GIVEN INFORMATION:
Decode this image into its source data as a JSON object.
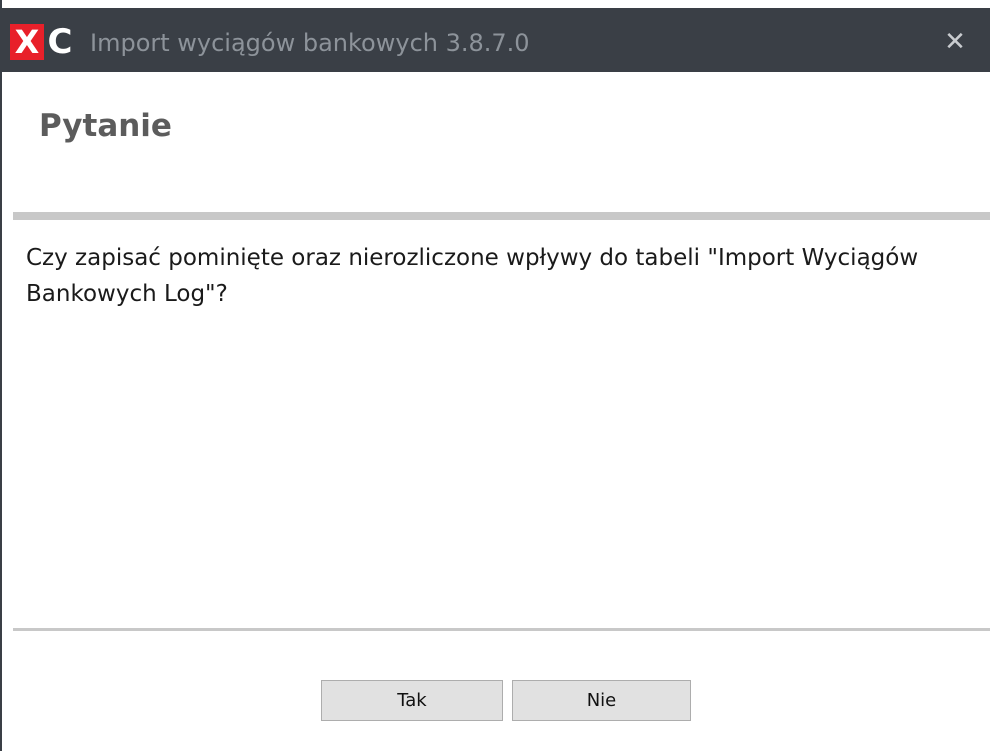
{
  "window": {
    "title": "Import wyciągów bankowych 3.8.7.0",
    "close_glyph": "✕",
    "logo": {
      "letter_x": "X",
      "letter_c": "C"
    },
    "colors": {
      "titlebar": "#3a3f46",
      "logo_red": "#e8202a"
    }
  },
  "dialog": {
    "heading": "Pytanie",
    "message": "Czy zapisać pominięte oraz nierozliczone wpływy do tabeli \"Import Wyciągów Bankowych Log\"?"
  },
  "buttons": {
    "yes_label": "Tak",
    "no_label": "Nie"
  }
}
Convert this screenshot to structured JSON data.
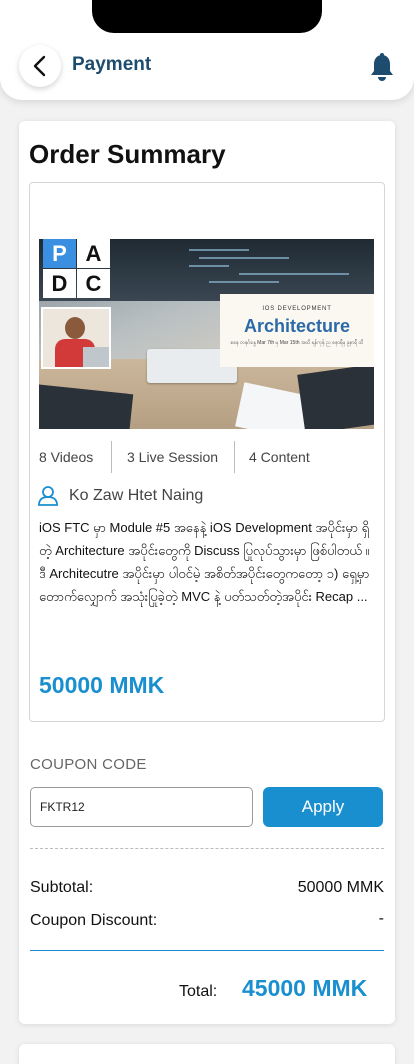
{
  "header": {
    "title": "Payment",
    "back_icon": "chevron-left-icon",
    "bell_icon": "bell-icon"
  },
  "order": {
    "title": "Order Summary"
  },
  "course": {
    "banner": {
      "logo_letters": [
        "P",
        "A",
        "D",
        "C"
      ],
      "subtitle": "IOS DEVELOPMENT",
      "title": "Architecture",
      "note": "စနေ တနင်္ဂနွေ Mar 7th မှ Mar 15th အထိ ရန်ကုန် ည ၈နာရီမှ ၉နာရီ ထိ"
    },
    "stats": [
      "8 Videos",
      "3 Live Session",
      "4 Content"
    ],
    "instructor": "Ko Zaw Htet Naing",
    "description": "iOS FTC မှာ Module #5 အနေနဲ့ iOS Development အပိုင်းမှာ ရှိတဲ့ Architecture အပိုင်းတွေကို Discuss ပြုလုပ်သွားမှာ ဖြစ်ပါတယ် ။ ဒီ Architecutre အပိုင်းမှာ ပါဝင်မဲ့ အစိတ်အပိုင်းတွေကတော့ ၁) ရှေ့မှာ တောက်လျှောက် အသုံးပြုခဲ့တဲ့ MVC နဲ့ ပတ်သတ်တဲ့အပိုင်း Recap ...",
    "price": "50000 MMK"
  },
  "coupon": {
    "label": "COUPON CODE",
    "value": "FKTR12",
    "apply_label": "Apply"
  },
  "summary": {
    "subtotal_label": "Subtotal:",
    "subtotal_value": "50000 MMK",
    "discount_label": "Coupon Discount:",
    "discount_value": "-",
    "total_label": "Total:",
    "total_value": "45000 MMK"
  },
  "colors": {
    "accent": "#1a8fd0",
    "header_title": "#1d4c6e"
  }
}
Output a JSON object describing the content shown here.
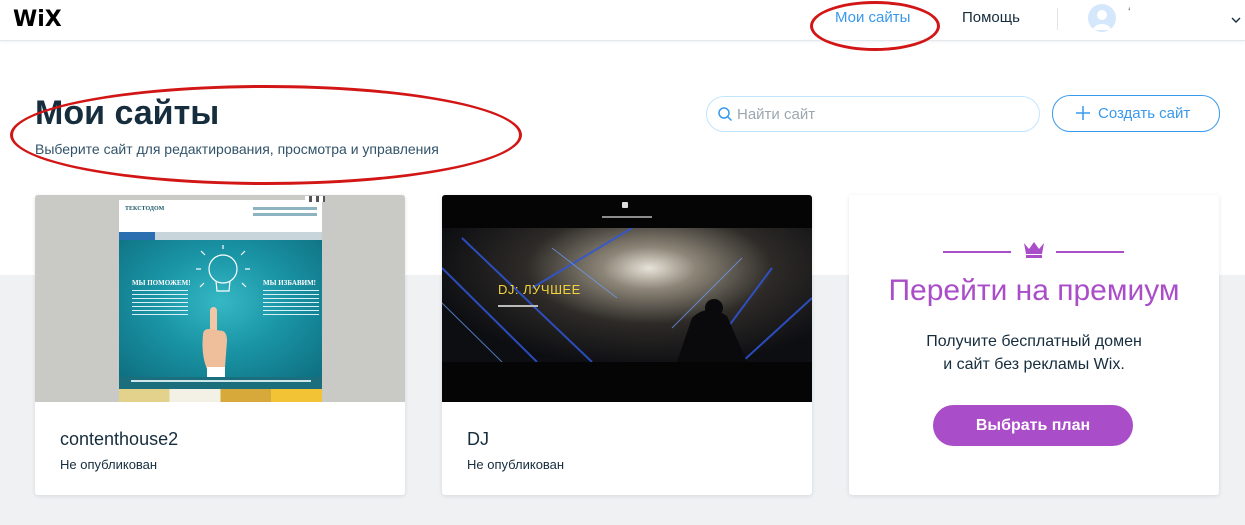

WRITTEN INSTRUCTION: Every line of the data should be copied as it stands, without the images.

OUTPUT:
Decode this image into its source data as a JSON object.
{
  "window": {
    "title": "Import wyciągów bankowych 3.8.7.0",
    "close_glyph": "✕",
    "logo": {
      "letter_x": "X",
      "letter_c": "C"
    },
    "colors": {
      "titlebar": "#3a3f46",
      "logo_red": "#e8202a"
    }
  },
  "dialog": {
    "heading": "Pytanie",
    "message": "Czy zapisać pominięte oraz nierozliczone wpływy do tabeli \"Import Wyciągów Bankowych Log\"?"
  },
  "buttons": {
    "yes_label": "Tak",
    "no_label": "Nie"
  }
}
Convert this screenshot to structured JSON data.
{
  "header": {
    "title": "Payment",
    "back_icon": "chevron-left-icon",
    "bell_icon": "bell-icon"
  },
  "order": {
    "title": "Order Summary"
  },
  "course": {
    "banner": {
      "logo_letters": [
        "P",
        "A",
        "D",
        "C"
      ],
      "subtitle": "IOS DEVELOPMENT",
      "title": "Architecture",
      "note": "စနေ တနင်္ဂနွေ Mar 7th မှ Mar 15th အထိ ရန်ကုန် ည ၈နာရီမှ ၉နာရီ ထိ"
    },
    "stats": [
      "8 Videos",
      "3 Live Session",
      "4 Content"
    ],
    "instructor": "Ko Zaw Htet Naing",
    "description": "iOS FTC မှာ Module #5 အနေနဲ့ iOS Development အပိုင်းမှာ ရှိတဲ့ Architecture အပိုင်းတွေကို Discuss ပြုလုပ်သွားမှာ ဖြစ်ပါတယ် ။ ဒီ Architecutre အပိုင်းမှာ ပါဝင်မဲ့ အစိတ်အပိုင်းတွေကတော့ ၁) ရှေ့မှာ တောက်လျှောက် အသုံးပြုခဲ့တဲ့ MVC နဲ့ ပတ်သတ်တဲ့အပိုင်း Recap ...",
    "price": "50000 MMK"
  },
  "coupon": {
    "label": "COUPON CODE",
    "value": "FKTR12",
    "apply_label": "Apply"
  },
  "summary": {
    "subtotal_label": "Subtotal:",
    "subtotal_value": "50000 MMK",
    "discount_label": "Coupon Discount:",
    "discount_value": "-",
    "total_label": "Total:",
    "total_value": "45000 MMK"
  },
  "colors": {
    "accent": "#1a8fd0",
    "header_title": "#1d4c6e"
  }
}
Output a JSON object describing the content shown here.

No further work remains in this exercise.